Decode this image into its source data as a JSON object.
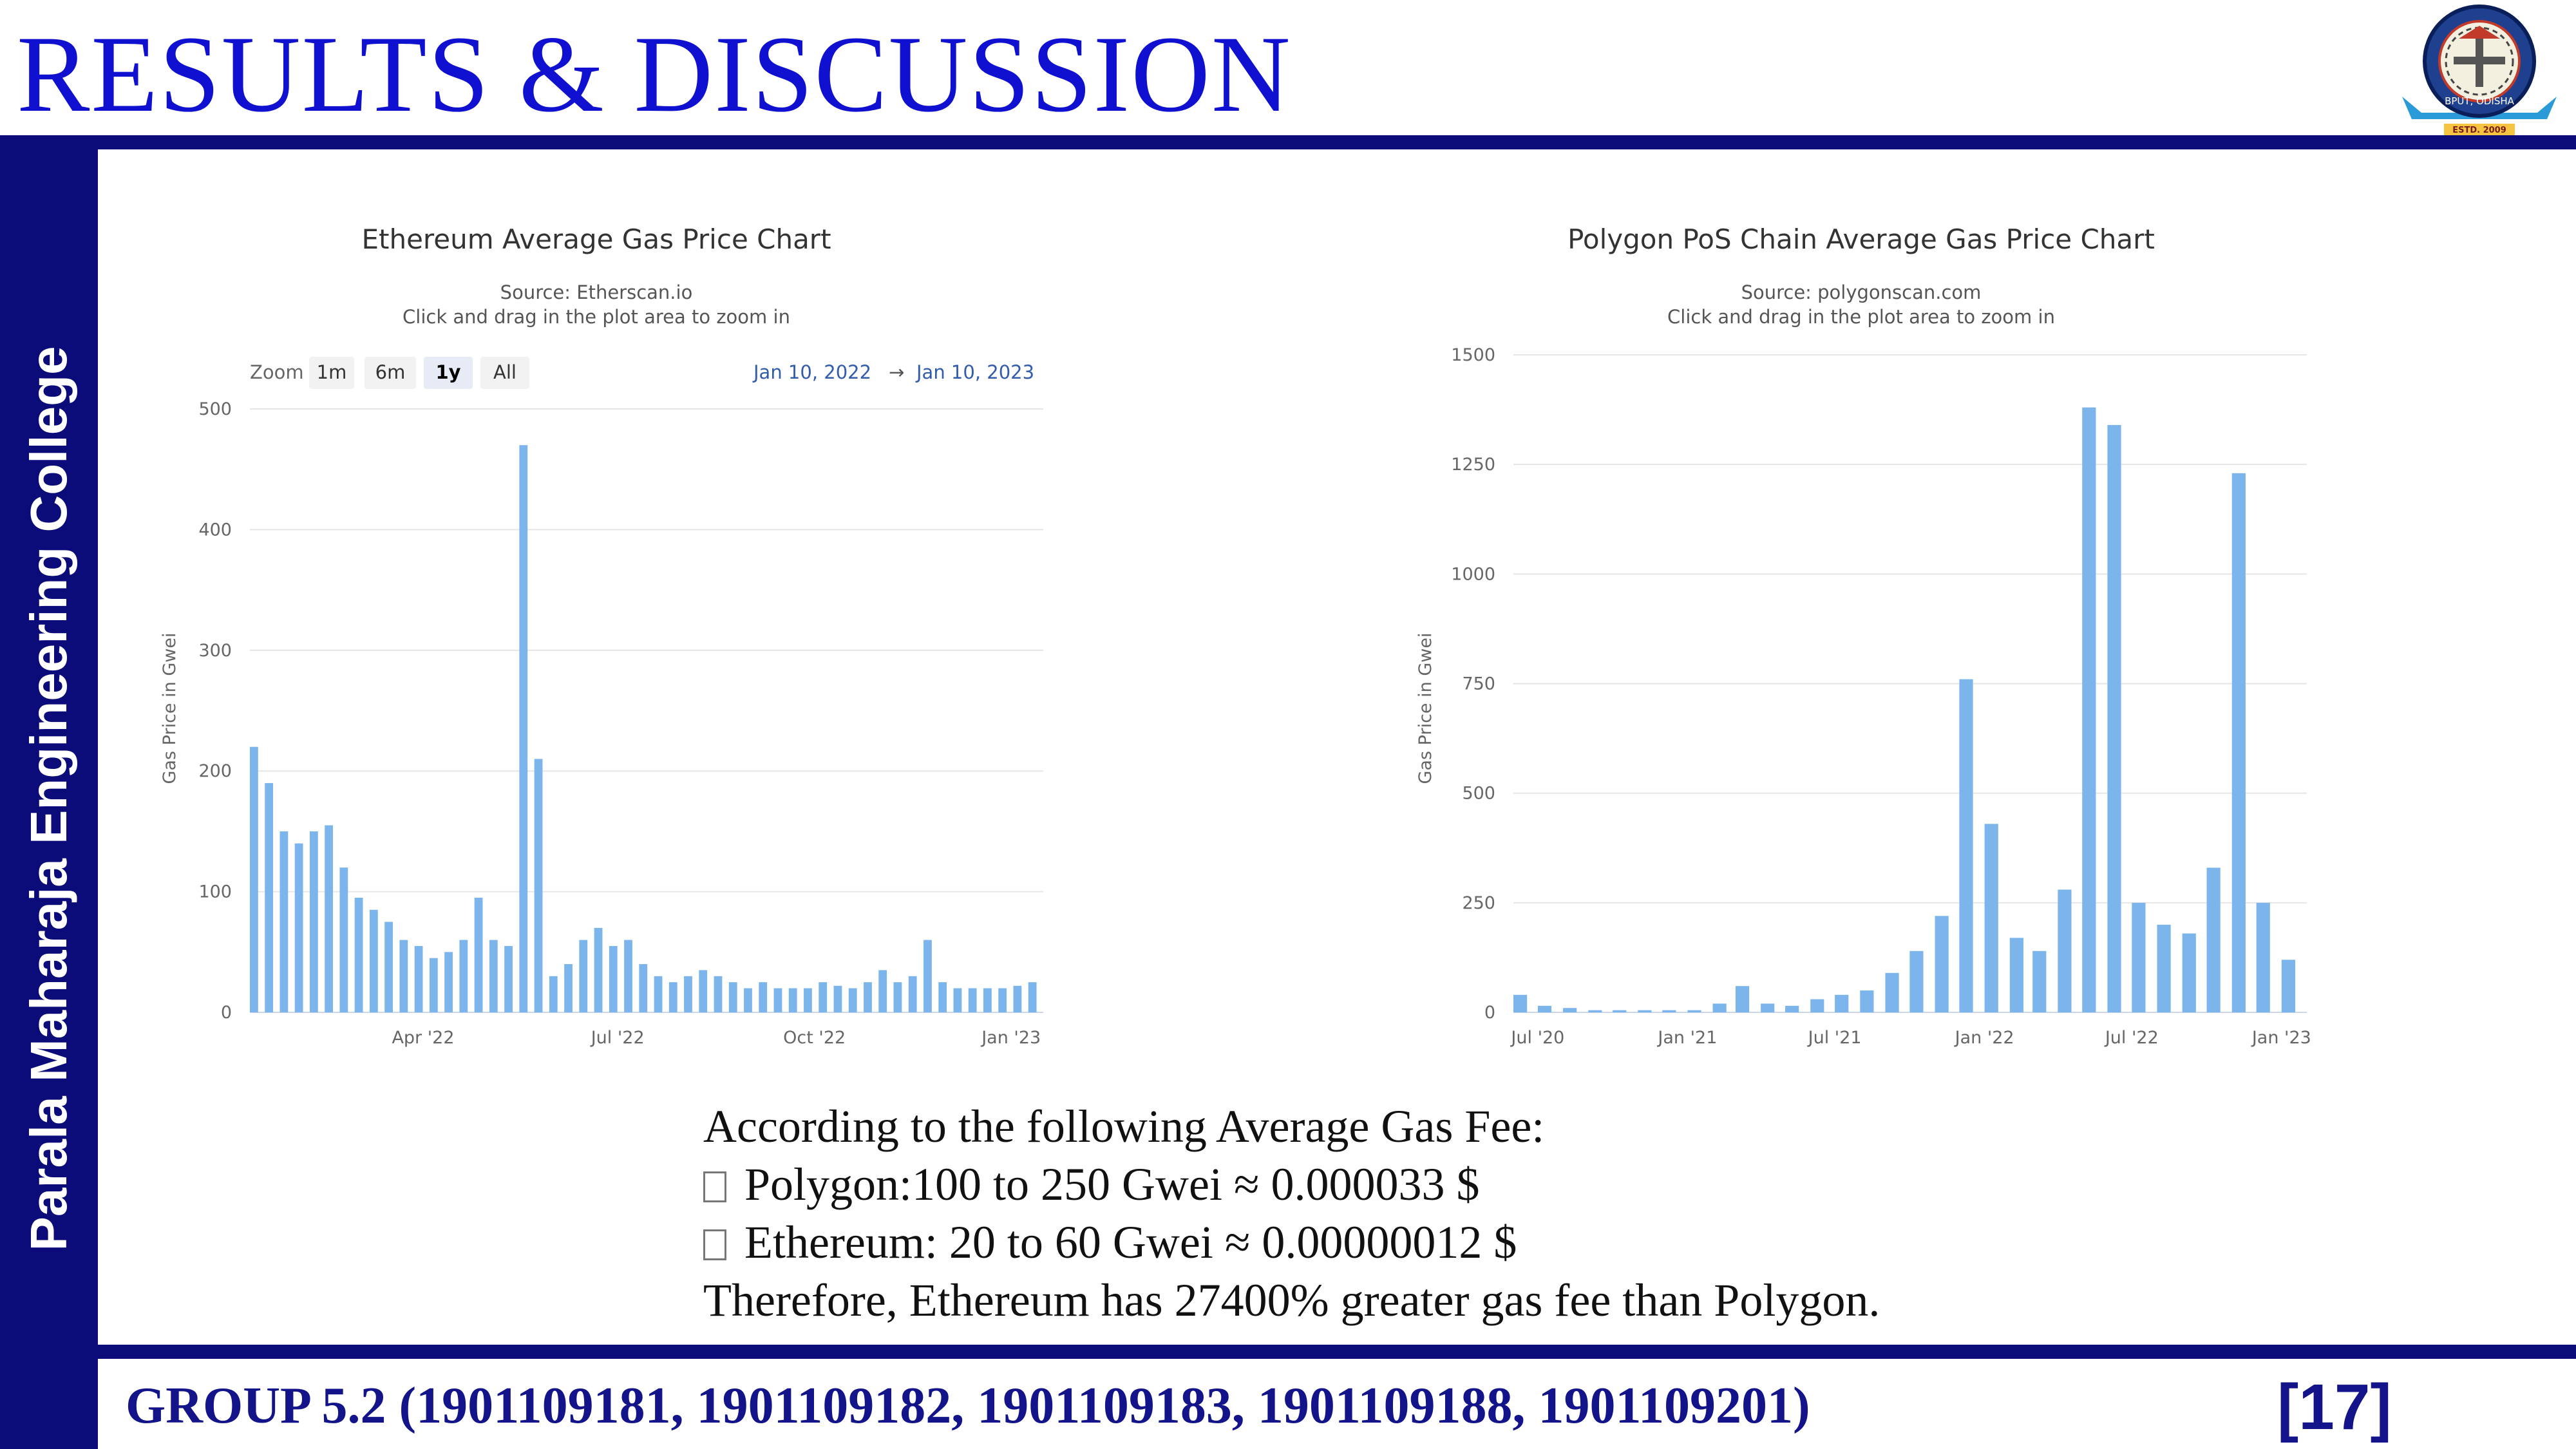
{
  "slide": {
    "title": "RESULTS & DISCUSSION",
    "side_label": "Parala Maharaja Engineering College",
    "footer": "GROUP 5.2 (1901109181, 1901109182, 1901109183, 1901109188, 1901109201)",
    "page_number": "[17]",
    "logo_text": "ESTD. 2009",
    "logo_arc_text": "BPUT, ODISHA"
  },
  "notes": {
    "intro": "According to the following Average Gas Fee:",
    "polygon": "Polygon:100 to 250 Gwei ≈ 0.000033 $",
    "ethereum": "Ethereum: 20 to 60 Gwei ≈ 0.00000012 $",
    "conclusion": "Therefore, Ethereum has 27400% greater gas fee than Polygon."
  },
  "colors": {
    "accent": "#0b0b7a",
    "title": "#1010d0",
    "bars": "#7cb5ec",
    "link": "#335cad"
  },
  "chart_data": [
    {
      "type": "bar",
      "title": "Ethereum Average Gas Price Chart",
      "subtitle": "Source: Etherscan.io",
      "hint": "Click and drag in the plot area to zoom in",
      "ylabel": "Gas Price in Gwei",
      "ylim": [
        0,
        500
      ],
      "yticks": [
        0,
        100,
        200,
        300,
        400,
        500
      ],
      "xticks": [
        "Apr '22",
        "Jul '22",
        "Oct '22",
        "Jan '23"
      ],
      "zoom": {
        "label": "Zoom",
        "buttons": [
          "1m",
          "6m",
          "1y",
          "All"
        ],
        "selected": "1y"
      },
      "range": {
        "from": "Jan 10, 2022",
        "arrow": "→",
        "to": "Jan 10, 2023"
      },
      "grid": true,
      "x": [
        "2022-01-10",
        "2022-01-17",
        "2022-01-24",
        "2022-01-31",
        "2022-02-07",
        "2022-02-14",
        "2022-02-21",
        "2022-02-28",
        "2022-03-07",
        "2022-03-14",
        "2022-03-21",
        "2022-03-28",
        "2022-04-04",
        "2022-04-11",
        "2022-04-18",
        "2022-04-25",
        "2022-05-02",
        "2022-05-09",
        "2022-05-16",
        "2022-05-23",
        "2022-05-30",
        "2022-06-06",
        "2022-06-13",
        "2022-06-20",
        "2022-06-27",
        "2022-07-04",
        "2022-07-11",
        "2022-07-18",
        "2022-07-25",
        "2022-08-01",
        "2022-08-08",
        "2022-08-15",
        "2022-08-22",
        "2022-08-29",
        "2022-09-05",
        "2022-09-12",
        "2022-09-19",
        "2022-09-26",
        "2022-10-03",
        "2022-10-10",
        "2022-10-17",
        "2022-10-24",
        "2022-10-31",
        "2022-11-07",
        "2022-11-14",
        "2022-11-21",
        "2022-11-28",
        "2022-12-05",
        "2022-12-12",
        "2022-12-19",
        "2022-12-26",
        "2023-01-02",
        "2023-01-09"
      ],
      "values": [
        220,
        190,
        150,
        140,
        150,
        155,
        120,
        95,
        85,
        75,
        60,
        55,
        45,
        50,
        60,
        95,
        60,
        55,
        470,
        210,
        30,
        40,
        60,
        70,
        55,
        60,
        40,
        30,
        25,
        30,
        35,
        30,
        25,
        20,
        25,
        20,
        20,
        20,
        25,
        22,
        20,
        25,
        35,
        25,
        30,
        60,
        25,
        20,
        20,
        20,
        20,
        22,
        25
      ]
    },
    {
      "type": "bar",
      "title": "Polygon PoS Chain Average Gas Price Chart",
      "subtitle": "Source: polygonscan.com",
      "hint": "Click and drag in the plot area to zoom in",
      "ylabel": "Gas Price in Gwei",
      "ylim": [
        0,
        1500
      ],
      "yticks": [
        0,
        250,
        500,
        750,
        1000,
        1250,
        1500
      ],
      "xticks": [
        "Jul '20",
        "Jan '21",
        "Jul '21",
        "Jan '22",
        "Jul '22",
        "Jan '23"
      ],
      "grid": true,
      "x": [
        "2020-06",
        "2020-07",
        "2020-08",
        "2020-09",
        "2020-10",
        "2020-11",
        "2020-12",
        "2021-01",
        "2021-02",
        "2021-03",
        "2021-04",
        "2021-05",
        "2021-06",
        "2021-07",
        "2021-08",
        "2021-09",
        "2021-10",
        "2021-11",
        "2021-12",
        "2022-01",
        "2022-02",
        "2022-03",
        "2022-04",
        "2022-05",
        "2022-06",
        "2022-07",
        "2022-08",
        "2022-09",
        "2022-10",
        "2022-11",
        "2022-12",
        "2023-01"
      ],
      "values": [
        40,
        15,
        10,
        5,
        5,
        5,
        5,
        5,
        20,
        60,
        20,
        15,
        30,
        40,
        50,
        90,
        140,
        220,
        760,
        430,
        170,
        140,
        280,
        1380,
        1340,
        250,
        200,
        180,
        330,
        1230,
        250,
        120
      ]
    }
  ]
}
+-------+
Show the lines that mention the word "Ethereum".

**Output below**
    "ethereum": "Ethereum: 20 to 60 Gwei ≈ 0.00000012 $",
    "conclusion": "Therefore, Ethereum has 27400% greater gas fee than Polygon."
      "title": "Ethereum Average Gas Price Chart",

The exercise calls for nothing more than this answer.